Saved entries -
++++

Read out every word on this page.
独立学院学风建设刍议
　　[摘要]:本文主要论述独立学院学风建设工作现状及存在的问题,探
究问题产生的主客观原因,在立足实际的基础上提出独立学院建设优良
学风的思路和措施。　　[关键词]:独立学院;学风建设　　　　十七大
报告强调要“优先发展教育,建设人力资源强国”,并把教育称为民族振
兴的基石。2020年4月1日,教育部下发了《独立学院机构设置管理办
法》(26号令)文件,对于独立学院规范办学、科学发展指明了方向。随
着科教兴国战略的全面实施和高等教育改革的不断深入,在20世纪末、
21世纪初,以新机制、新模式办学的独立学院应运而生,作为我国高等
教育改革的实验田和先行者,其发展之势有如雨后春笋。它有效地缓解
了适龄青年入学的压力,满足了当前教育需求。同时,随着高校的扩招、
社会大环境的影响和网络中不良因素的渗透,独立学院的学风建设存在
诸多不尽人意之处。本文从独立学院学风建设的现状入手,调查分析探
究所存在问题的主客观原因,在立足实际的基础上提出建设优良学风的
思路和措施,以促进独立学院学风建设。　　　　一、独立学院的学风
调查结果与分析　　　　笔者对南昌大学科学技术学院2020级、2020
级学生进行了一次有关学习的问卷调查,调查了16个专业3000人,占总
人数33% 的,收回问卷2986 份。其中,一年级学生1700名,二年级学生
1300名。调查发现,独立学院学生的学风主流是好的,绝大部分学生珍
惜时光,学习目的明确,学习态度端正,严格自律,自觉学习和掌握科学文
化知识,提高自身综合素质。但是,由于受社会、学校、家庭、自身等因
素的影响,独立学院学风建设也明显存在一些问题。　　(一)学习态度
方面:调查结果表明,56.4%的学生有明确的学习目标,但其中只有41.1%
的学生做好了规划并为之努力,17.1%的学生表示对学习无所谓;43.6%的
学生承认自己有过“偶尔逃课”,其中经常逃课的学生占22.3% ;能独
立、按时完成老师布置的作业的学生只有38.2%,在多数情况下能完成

++++

PROBLEM REQUIREMENTS -
Each entry above is to be set down again in exactly the same words.

COMPLETED TASK -
Read out every word on this page.
独立学院学风建设刍议
　　[摘要]:本文主要论述独立学院学风建设工作现状及存在的问题,探
究问题产生的主客观原因,在立足实际的基础上提出独立学院建设优良
学风的思路和措施。　　[关键词]:独立学院;学风建设　　　　十七大
报告强调要“优先发展教育,建设人力资源强国”,并把教育称为民族振
兴的基石。2020年4月1日,教育部下发了《独立学院机构设置管理办
法》(26号令)文件,对于独立学院规范办学、科学发展指明了方向。随
着科教兴国战略的全面实施和高等教育改革的不断深入,在20世纪末、
21世纪初,以新机制、新模式办学的独立学院应运而生,作为我国高等
教育改革的实验田和先行者,其发展之势有如雨后春笋。它有效地缓解
了适龄青年入学的压力,满足了当前教育需求。同时,随着高校的扩招、
社会大环境的影响和网络中不良因素的渗透,独立学院的学风建设存在
诸多不尽人意之处。本文从独立学院学风建设的现状入手,调查分析探
究所存在问题的主客观原因,在立足实际的基础上提出建设优良学风的
思路和措施,以促进独立学院学风建设。　　　　一、独立学院的学风
调查结果与分析　　　　笔者对南昌大学科学技术学院2020级、2020
级学生进行了一次有关学习的问卷调查,调查了16个专业3000人,占总
人数33% 的,收回问卷2986 份。其中,一年级学生1700名,二年级学生
1300名。调查发现,独立学院学生的学风主流是好的,绝大部分学生珍
惜时光,学习目的明确,学习态度端正,严格自律,自觉学习和掌握科学文
化知识,提高自身综合素质。但是,由于受社会、学校、家庭、自身等因
素的影响,独立学院学风建设也明显存在一些问题。　　(一)学习态度
方面:调查结果表明,56.4%的学生有明确的学习目标,但其中只有41.1%
的学生做好了规划并为之努力,17.1%的学生表示对学习无所谓;43.6%的
学生承认自己有过“偶尔逃课”,其中经常逃课的学生占22.3% ;能独
立、按时完成老师布置的作业的学生只有38.2%,在多数情况下能完成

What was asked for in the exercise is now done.